====== Dataset

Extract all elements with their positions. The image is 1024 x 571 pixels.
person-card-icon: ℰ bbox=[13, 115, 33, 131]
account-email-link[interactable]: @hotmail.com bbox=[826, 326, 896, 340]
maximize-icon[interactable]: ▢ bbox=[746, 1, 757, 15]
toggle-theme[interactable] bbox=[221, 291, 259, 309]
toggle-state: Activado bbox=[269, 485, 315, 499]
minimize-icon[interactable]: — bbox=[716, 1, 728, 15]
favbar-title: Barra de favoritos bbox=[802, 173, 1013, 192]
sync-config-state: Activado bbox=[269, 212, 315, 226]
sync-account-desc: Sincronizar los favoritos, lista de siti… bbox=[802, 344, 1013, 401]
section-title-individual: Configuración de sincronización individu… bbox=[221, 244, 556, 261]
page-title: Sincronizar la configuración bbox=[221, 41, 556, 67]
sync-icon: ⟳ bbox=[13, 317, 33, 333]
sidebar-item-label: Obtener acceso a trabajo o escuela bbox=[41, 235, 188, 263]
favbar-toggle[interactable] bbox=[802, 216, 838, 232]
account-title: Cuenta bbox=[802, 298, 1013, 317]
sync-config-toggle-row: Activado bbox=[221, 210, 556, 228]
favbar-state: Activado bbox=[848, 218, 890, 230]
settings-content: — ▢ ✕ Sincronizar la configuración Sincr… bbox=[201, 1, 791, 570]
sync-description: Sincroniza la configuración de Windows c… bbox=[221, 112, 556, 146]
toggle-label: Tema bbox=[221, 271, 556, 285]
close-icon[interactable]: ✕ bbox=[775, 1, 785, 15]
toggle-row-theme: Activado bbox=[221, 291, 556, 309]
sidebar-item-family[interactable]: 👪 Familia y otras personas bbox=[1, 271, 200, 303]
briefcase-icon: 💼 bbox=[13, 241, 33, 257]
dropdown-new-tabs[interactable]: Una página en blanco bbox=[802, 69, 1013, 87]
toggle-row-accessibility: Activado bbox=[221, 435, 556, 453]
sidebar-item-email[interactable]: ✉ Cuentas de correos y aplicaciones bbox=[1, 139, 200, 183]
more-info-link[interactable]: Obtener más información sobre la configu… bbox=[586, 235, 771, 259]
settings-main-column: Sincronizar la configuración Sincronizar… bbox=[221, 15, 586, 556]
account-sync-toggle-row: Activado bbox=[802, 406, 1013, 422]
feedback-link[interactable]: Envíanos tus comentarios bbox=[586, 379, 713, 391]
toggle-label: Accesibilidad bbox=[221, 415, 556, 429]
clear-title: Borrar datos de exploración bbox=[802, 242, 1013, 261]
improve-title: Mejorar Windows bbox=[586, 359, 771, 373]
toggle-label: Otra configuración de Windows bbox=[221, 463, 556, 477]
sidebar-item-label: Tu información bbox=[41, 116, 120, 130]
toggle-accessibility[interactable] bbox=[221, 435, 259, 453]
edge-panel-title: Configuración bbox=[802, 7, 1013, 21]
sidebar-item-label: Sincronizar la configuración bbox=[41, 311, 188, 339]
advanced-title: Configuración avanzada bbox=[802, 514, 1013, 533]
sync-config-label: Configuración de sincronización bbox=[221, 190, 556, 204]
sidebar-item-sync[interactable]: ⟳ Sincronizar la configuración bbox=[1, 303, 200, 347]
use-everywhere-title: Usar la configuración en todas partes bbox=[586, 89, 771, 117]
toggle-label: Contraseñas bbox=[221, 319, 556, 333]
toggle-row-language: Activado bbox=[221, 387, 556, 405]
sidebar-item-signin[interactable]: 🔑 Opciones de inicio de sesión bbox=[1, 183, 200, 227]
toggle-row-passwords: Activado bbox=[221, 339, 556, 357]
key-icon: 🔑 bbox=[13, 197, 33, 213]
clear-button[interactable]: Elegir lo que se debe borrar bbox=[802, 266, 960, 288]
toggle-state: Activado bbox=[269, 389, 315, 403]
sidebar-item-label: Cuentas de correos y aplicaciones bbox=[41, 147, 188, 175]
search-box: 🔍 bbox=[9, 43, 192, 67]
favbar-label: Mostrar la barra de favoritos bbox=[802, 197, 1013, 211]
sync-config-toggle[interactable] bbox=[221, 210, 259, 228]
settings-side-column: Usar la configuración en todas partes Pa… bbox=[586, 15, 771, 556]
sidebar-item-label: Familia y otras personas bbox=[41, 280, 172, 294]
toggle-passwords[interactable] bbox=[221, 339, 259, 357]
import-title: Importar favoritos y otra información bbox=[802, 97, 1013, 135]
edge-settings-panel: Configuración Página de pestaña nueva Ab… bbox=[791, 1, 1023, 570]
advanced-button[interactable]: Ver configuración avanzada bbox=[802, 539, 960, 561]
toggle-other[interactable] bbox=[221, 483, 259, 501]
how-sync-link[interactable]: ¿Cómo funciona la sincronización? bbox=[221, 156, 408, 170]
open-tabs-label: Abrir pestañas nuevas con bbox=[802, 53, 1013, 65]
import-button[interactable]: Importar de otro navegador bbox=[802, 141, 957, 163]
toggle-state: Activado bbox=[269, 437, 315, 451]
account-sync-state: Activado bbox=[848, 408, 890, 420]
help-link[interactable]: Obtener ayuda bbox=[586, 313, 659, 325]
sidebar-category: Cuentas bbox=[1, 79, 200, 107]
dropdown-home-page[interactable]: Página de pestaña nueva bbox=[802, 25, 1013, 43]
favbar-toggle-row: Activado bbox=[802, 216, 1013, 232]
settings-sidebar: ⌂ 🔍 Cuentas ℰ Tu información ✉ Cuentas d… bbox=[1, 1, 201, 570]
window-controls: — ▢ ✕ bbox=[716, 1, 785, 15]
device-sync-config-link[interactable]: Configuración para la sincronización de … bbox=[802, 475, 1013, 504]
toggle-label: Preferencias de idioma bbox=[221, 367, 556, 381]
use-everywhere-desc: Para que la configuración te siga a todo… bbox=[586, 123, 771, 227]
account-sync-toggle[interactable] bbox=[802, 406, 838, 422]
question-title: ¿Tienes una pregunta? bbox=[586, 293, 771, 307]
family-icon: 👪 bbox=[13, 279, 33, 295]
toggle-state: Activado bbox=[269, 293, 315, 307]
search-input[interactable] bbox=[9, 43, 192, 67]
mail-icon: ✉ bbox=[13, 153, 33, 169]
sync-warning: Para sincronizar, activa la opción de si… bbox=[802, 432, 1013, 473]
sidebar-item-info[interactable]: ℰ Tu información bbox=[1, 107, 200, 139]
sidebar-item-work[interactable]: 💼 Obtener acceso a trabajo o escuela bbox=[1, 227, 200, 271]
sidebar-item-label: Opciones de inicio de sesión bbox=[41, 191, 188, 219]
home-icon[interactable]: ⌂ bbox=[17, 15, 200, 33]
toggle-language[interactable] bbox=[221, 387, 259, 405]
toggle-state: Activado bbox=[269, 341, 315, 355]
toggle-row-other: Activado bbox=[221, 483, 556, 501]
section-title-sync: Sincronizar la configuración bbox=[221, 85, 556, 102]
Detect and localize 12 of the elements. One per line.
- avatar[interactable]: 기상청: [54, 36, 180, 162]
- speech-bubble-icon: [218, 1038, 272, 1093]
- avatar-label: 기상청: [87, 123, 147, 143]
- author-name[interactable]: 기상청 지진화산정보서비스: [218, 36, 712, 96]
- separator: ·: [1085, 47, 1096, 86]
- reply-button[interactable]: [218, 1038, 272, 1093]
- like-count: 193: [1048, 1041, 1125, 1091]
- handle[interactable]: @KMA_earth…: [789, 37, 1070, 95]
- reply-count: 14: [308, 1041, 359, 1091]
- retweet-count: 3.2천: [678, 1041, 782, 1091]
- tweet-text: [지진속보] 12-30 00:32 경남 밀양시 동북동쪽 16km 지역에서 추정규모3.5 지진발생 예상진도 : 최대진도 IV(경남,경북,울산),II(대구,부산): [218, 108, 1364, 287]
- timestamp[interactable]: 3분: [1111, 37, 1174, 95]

============

[Set problem]:
Retype the stretch of the listing from its first line through the line containing "favbar-state: Activado bbox=[848, 218, 890, 230]", keeping every line identical to the original.

[Task result]:
Extract all elements with their positions. The image is 1024 x 571 pixels.
person-card-icon: ℰ bbox=[13, 115, 33, 131]
account-email-link[interactable]: @hotmail.com bbox=[826, 326, 896, 340]
maximize-icon[interactable]: ▢ bbox=[746, 1, 757, 15]
toggle-theme[interactable] bbox=[221, 291, 259, 309]
toggle-state: Activado bbox=[269, 485, 315, 499]
minimize-icon[interactable]: — bbox=[716, 1, 728, 15]
favbar-title: Barra de favoritos bbox=[802, 173, 1013, 192]
sync-config-state: Activado bbox=[269, 212, 315, 226]
sync-account-desc: Sincronizar los favoritos, lista de siti… bbox=[802, 344, 1013, 401]
section-title-individual: Configuración de sincronización individu… bbox=[221, 244, 556, 261]
page-title: Sincronizar la configuración bbox=[221, 41, 556, 67]
sync-icon: ⟳ bbox=[13, 317, 33, 333]
sidebar-item-label: Obtener acceso a trabajo o escuela bbox=[41, 235, 188, 263]
favbar-toggle[interactable] bbox=[802, 216, 838, 232]
account-title: Cuenta bbox=[802, 298, 1013, 317]
sync-config-toggle-row: Activado bbox=[221, 210, 556, 228]
favbar-state: Activado bbox=[848, 218, 890, 230]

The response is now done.